TRECHO APRESENTADO
════════════════
Mauricio Carvalho Arguello, CIO da Heineken, foi um dos presentes que pontuou a evolução dos processos de marketing, aliados sempre ao ambiente de TI, neste movimento cada vez mais social. “Tivemos casos de campanhas que, antes de irem para a televisão, já tinham sido vistas um milhão de vezes no Youtube. O quanto isso vale para o negócio, em termos de marca, é absurdo”, comentou. O executivo citou ainda uma experiência da companhia na Bélgica, com uma marca de cerveja do grupo. A equipe fez uma ação, oferecendo a bebida a consumidores nas ruas e questionando se eles haviam gostado do sabor. O resultado: 93% aprovaram.
A companhia, então, colocou um caminhão em frente à fábrica concorrente com os dizeres: “93% dos moradores da cidade aprovam nossa marca. Os outros 7% trabalham nesta empresa”. Indignados, colaboradores da companhia alvo de sua concorrente fotografaram o caminhão e compartilharam o fato nas redes sociais com comentários incrédulos. O resultado? A ação tornou-se um viral no ambiente online e a participação de mercado da marca passou de 5% para 15%.
════════════════
ENUNCIADO DA TAREFA 1
Reproduza, sem qualquer alteração, a parte do trecho sobre a Heineken que se inicia com as palavras que contêm "Mauricio Carvalho Arguello, CIO" e se encerra com "resultado: 93% aprovaram.".
ENUNCIADO DA TAREFA 2
Com base no trecho sobre a Heineken, indique se cada afirmação a seguir é verdadeira, respondendo sim ou não e citando literalmente as palavras do texto que o comprovam: (a) a ação na Bélgica consistiu em oferecer a cerveja a consumidores nas ruas; (b) na degustação, apenas 7% dos consumidores aprovaram o sabor; (c) a participação de mercado da marca subiu de 5% para 15%.
ENUNCIADO DA TAREFA 3
Retome o trecho sobre a ação de marketing da Heineken na Bélgica e dê-lhe continuidade a partir da última frase apresentada.

Dados para compreensão de documentos
════════════════
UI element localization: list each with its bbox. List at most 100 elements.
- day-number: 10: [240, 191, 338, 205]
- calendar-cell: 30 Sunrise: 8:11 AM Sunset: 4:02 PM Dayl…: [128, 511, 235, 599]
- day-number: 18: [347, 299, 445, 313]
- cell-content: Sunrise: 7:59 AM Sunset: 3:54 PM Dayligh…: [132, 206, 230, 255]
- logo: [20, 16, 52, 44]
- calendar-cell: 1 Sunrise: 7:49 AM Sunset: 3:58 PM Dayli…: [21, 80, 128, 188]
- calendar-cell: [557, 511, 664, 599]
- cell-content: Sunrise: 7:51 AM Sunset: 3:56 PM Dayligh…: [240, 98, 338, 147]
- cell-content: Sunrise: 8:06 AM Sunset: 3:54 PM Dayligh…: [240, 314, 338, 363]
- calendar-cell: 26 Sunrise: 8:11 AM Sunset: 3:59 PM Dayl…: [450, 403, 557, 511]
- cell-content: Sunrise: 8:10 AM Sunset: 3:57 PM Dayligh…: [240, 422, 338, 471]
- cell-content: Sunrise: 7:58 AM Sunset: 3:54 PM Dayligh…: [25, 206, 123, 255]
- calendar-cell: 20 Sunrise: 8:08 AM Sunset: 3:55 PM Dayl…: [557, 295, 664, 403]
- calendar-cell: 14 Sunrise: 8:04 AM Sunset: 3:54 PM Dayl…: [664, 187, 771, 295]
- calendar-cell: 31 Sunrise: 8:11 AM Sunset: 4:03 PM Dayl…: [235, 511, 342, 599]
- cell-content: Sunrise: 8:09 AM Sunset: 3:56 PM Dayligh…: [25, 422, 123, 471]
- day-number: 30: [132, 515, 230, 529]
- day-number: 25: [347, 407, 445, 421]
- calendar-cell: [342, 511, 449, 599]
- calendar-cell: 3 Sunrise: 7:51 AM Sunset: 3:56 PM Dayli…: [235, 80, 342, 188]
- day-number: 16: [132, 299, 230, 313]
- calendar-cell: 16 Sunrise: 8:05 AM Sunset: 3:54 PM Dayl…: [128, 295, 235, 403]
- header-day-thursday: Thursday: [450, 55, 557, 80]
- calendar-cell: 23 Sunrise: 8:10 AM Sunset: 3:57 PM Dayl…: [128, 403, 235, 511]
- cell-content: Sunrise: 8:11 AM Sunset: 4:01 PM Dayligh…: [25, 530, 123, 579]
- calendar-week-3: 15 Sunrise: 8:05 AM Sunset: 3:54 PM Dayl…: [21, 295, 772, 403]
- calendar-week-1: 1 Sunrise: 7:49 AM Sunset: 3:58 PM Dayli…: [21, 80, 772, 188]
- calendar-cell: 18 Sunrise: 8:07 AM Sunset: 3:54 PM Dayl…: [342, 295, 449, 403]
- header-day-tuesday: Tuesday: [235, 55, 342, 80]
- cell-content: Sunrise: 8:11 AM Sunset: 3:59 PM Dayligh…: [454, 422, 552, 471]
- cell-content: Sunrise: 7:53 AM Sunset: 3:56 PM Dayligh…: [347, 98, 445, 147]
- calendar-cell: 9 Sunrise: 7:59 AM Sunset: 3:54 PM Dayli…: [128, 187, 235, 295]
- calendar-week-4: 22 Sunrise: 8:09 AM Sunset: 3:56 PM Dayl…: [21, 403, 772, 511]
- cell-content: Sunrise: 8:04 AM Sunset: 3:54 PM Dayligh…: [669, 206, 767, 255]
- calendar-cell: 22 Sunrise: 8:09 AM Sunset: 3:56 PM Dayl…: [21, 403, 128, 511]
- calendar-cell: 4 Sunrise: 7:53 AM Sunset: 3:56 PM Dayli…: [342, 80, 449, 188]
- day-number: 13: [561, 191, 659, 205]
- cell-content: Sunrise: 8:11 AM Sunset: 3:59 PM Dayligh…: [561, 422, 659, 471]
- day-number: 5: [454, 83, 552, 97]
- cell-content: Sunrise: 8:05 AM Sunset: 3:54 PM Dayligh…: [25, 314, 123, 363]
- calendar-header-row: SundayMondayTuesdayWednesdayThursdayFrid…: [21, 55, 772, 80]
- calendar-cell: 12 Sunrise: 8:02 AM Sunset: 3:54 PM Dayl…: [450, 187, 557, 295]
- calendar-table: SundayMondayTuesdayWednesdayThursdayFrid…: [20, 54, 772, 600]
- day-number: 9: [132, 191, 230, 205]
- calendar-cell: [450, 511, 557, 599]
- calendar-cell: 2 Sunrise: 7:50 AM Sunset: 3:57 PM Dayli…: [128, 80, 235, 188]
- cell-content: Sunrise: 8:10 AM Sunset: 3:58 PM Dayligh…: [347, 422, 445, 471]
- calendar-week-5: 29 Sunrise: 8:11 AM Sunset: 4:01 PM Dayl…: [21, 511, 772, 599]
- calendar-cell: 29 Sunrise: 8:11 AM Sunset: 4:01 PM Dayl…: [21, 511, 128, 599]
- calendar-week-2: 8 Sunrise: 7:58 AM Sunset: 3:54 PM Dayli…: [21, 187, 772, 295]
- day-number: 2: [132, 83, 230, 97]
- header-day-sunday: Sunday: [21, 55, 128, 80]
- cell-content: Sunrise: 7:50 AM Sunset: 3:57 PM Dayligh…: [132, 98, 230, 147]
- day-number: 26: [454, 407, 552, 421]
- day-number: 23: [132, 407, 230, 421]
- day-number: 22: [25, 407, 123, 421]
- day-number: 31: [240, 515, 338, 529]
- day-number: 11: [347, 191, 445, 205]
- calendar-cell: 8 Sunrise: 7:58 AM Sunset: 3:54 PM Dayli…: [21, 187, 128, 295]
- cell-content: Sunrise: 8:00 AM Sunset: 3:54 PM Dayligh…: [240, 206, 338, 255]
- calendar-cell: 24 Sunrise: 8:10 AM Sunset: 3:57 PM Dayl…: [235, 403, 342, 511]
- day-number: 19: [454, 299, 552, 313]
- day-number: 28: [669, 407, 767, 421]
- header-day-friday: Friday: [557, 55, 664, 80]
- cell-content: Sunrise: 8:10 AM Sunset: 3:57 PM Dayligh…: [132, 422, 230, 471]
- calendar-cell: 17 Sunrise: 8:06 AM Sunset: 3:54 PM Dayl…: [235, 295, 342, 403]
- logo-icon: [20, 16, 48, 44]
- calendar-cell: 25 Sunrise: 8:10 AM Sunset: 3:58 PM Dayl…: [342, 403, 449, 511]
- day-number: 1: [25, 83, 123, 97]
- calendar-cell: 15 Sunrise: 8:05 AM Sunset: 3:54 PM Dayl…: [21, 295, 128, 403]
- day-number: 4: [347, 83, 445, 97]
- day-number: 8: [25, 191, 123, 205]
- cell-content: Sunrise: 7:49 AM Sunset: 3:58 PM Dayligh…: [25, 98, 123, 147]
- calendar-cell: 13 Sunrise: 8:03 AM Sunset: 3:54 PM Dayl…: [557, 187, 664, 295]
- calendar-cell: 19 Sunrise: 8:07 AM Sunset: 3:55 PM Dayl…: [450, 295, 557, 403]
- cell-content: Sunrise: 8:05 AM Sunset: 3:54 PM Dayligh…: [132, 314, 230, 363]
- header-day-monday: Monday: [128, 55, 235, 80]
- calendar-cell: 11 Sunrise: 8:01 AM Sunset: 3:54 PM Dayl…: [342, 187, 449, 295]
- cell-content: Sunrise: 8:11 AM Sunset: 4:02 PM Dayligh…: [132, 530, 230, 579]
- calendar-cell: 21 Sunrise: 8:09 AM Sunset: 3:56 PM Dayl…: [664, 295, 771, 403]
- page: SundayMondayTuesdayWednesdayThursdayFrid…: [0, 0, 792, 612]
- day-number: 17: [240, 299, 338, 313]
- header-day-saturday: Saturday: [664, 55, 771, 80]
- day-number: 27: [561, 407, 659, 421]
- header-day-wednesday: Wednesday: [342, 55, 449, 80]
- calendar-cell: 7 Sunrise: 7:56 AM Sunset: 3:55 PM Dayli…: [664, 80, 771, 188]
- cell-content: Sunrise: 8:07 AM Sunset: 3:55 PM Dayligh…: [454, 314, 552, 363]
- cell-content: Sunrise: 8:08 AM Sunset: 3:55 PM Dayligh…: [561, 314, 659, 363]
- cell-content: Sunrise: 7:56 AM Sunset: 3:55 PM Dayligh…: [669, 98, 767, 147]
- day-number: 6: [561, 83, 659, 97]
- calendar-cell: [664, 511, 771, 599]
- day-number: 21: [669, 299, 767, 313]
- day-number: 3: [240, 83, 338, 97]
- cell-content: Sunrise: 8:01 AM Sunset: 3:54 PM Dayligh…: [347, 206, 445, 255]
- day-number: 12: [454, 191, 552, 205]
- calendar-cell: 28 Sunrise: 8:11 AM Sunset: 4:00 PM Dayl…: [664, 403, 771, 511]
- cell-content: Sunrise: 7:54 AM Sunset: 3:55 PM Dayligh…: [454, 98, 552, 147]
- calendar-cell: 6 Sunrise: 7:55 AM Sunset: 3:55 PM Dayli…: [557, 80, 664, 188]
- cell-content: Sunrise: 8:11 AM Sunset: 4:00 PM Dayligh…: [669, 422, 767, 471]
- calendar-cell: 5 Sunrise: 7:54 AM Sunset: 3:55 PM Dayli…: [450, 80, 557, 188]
════════════════
RESPOSTA DA TAREFA 1
Mauricio Carvalho Arguello, CIO da Heineken, foi um dos presentes que pontuou a evolução dos processos de marketing, aliados sempre ao ambiente de TI, neste movimento cada vez mais social. “Tivemos casos de campanhas que, antes de irem para a televisão, já tinham sido vistas um milhão de vezes no Youtube. O quanto isso vale para o negócio, em termos de marca, é absurdo”, comentou. O executivo citou ainda uma experiência da companhia na Bélgica, com uma marca de cerveja do grupo. A equipe fez uma ação, oferecendo a bebida a consumidores nas ruas e questionando se eles haviam gostado do sabor. O resultado: 93% aprovaram.

RESPOSTA DA TAREFA 2
(a) Sim: "oferecendo a bebida a consumidores nas ruas".
(b) Não: "O resultado: 93% aprovaram."
(c) Sim: "a participação de mercado da marca passou de 5% para 15%".

RESPOSTA DA TAREFA 3
Citando pesquisas mundiais que pontuam 92% de influência de indicação de amigos quando um consumidor vai adquirir um produto ou serviço e 60% de efeito de publicidade na televisão, Luca Cavalcanti, diretor de canais digitais do Banco Bradesco, acredita que a mídia tradicional ainda tem bons anos pela frente, mas que é inegável o processo sem volta pelo qual passa essa integração de tecnologia e marketing. E o alerta: esse papel de contato com o público deve ser feito por colaboradores internos da empresa, já que o risco da exposição é extremamente grande e pode definir o fim de uma marca. O executivo foi palestrante, também no IT Forum, de intercâmbio de ideias sobre o mesmo tema, horas antes.
“Enxergamos a rede social como um ambiente hostil se ele não for cuidado. Se você cuida, é amigável. Mas é muito arriscado fazer nele um marketing aberto”, opinou, dizendo que no caso do banco, a resposta via redes sociais deve ser feita em até cinco minutos – mesmo que o problema não tenha sido resolvido, é preciso repassar ao cliente que o tema está sendo estudado.
E o executivo chama novamente a atenção. “Não existe hoje uma ferramenta que gerencie completamente as mídias sociais. Todo mundo que vende [fornecedores] dizem que existe, mas não são completas”, criticou, comentando que esse gap de fornecimento está extamente nos serviços de pesquisa e acompanhamento de respostas.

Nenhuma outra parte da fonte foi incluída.